Output the material below in its entirety, exactly as given.

====== EXERCISE DATA ======

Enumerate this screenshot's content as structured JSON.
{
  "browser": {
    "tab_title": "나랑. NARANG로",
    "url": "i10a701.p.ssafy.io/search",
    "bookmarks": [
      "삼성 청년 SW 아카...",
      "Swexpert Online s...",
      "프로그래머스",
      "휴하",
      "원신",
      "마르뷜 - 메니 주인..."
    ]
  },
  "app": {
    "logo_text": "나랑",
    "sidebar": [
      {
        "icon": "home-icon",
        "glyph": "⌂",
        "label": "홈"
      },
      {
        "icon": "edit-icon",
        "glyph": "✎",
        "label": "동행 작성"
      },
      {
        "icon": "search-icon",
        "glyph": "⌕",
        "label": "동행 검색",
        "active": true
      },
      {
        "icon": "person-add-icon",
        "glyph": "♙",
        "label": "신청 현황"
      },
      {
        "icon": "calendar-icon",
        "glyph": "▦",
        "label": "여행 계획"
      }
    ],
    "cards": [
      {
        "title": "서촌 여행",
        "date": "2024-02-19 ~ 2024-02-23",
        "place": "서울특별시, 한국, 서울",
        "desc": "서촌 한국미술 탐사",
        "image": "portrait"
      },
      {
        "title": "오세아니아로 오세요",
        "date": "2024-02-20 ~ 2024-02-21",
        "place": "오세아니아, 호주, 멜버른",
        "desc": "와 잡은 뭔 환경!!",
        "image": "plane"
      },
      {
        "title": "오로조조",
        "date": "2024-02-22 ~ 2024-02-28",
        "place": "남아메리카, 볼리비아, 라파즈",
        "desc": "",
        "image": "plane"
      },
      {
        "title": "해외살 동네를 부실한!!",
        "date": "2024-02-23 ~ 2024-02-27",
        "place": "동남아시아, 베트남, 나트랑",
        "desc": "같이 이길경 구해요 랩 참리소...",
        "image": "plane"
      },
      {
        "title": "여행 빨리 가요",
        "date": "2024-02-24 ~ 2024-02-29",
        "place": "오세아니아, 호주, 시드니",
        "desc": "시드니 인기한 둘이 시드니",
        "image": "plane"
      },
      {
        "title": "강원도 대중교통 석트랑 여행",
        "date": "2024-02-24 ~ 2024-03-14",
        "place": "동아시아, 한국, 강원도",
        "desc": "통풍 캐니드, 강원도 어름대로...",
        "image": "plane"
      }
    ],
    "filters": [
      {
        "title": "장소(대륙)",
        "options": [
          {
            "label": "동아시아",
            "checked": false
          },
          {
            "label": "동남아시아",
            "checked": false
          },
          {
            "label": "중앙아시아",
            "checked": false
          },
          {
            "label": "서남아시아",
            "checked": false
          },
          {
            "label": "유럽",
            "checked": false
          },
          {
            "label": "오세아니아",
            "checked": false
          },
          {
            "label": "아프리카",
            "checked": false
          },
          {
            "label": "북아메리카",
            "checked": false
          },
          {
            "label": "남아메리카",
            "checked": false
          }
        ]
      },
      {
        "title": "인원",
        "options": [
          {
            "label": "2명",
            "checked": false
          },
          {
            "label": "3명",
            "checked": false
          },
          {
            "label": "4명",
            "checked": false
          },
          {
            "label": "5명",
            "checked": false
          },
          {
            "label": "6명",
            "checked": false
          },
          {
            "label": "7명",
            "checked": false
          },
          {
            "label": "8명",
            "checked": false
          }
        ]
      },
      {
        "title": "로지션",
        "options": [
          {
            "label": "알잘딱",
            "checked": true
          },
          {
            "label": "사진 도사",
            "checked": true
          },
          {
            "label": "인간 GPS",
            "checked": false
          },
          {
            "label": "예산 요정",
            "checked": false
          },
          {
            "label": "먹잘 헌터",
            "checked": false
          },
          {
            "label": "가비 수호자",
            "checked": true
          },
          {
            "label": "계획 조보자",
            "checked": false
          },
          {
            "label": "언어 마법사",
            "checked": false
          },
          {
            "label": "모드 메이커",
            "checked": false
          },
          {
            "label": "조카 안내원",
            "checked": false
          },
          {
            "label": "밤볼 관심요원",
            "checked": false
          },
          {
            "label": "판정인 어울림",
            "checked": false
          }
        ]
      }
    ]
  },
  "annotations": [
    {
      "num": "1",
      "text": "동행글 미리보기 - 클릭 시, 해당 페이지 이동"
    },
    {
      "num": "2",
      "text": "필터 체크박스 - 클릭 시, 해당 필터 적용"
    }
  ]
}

======

■ **SOLUTION**
Enumerate this screenshot's content as structured JSON.
{
  "browser": {
    "tab_title": "나랑. NARANG로",
    "url": "i10a701.p.ssafy.io/search",
    "bookmarks": [
      "삼성 청년 SW 아카...",
      "Swexpert Online s...",
      "프로그래머스",
      "휴하",
      "원신",
      "마르뷜 - 메니 주인..."
    ]
  },
  "app": {
    "logo_text": "나랑",
    "sidebar": [
      {
        "icon": "home-icon",
        "glyph": "⌂",
        "label": "홈"
      },
      {
        "icon": "edit-icon",
        "glyph": "✎",
        "label": "동행 작성"
      },
      {
        "icon": "search-icon",
        "glyph": "⌕",
        "label": "동행 검색",
        "active": true
      },
      {
        "icon": "person-add-icon",
        "glyph": "♙",
        "label": "신청 현황"
      },
      {
        "icon": "calendar-icon",
        "glyph": "▦",
        "label": "여행 계획"
      }
    ],
    "cards": [
      {
        "title": "서촌 여행",
        "date": "2024-02-19 ~ 2024-02-23",
        "place": "서울특별시, 한국, 서울",
        "desc": "서촌 한국미술 탐사",
        "image": "portrait"
      },
      {
        "title": "오세아니아로 오세요",
        "date": "2024-02-20 ~ 2024-02-21",
        "place": "오세아니아, 호주, 멜버른",
        "desc": "와 잡은 뭔 환경!!",
        "image": "plane"
      },
      {
        "title": "오로조조",
        "date": "2024-02-22 ~ 2024-02-28",
        "place": "남아메리카, 볼리비아, 라파즈",
        "desc": "",
        "image": "plane"
      },
      {
        "title": "해외살 동네를 부실한!!",
        "date": "2024-02-23 ~ 2024-02-27",
        "place": "동남아시아, 베트남, 나트랑",
        "desc": "같이 이길경 구해요 랩 참리소...",
        "image": "plane"
      },
      {
        "title": "여행 빨리 가요",
        "date": "2024-02-24 ~ 2024-02-29",
        "place": "오세아니아, 호주, 시드니",
        "desc": "시드니 인기한 둘이 시드니",
        "image": "plane"
      },
      {
        "title": "강원도 대중교통 석트랑 여행",
        "date": "2024-02-24 ~ 2024-03-14",
        "place": "동아시아, 한국, 강원도",
        "desc": "통풍 캐니드, 강원도 어름대로...",
        "image": "plane"
      }
    ],
    "filters": [
      {
        "title": "장소(대륙)",
        "options": [
          {
            "label": "동아시아",
            "checked": false
          },
          {
            "label": "동남아시아",
            "checked": false
          },
          {
            "label": "중앙아시아",
            "checked": false
          },
          {
            "label": "서남아시아",
            "checked": false
          },
          {
            "label": "유럽",
            "checked": false
          },
          {
            "label": "오세아니아",
            "checked": false
          },
          {
            "label": "아프리카",
            "checked": false
          },
          {
            "label": "북아메리카",
            "checked": false
          },
          {
            "label": "남아메리카",
            "checked": false
          }
        ]
      },
      {
        "title": "인원",
        "options": [
          {
            "label": "2명",
            "checked": false
          },
          {
            "label": "3명",
            "checked": false
          },
          {
            "label": "4명",
            "checked": false
          },
          {
            "label": "5명",
            "checked": false
          },
          {
            "label": "6명",
            "checked": false
          },
          {
            "label": "7명",
            "checked": false
          },
          {
            "label": "8명",
            "checked": false
          }
        ]
      },
      {
        "title": "로지션",
        "options": [
          {
            "label": "알잘딱",
            "checked": true
          },
          {
            "label": "사진 도사",
            "checked": true
          },
          {
            "label": "인간 GPS",
            "checked": false
          },
          {
            "label": "예산 요정",
            "checked": false
          },
          {
            "label": "먹잘 헌터",
            "checked": false
          },
          {
            "label": "가비 수호자",
            "checked": true
          },
          {
            "label": "계획 조보자",
            "checked": false
          },
          {
            "label": "언어 마법사",
            "checked": false
          },
          {
            "label": "모드 메이커",
            "checked": false
          },
          {
            "label": "조카 안내원",
            "checked": false
          },
          {
            "label": "밤볼 관심요원",
            "checked": false
          },
          {
            "label": "판정인 어울림",
            "checked": false
          }
        ]
      }
    ]
  },
  "annotations": [
    {
      "num": "1",
      "text": "동행글 미리보기 - 클릭 시, 해당 페이지 이동"
    },
    {
      "num": "2",
      "text": "필터 체크박스 - 클릭 시, 해당 필터 적용"
    }
  ]
}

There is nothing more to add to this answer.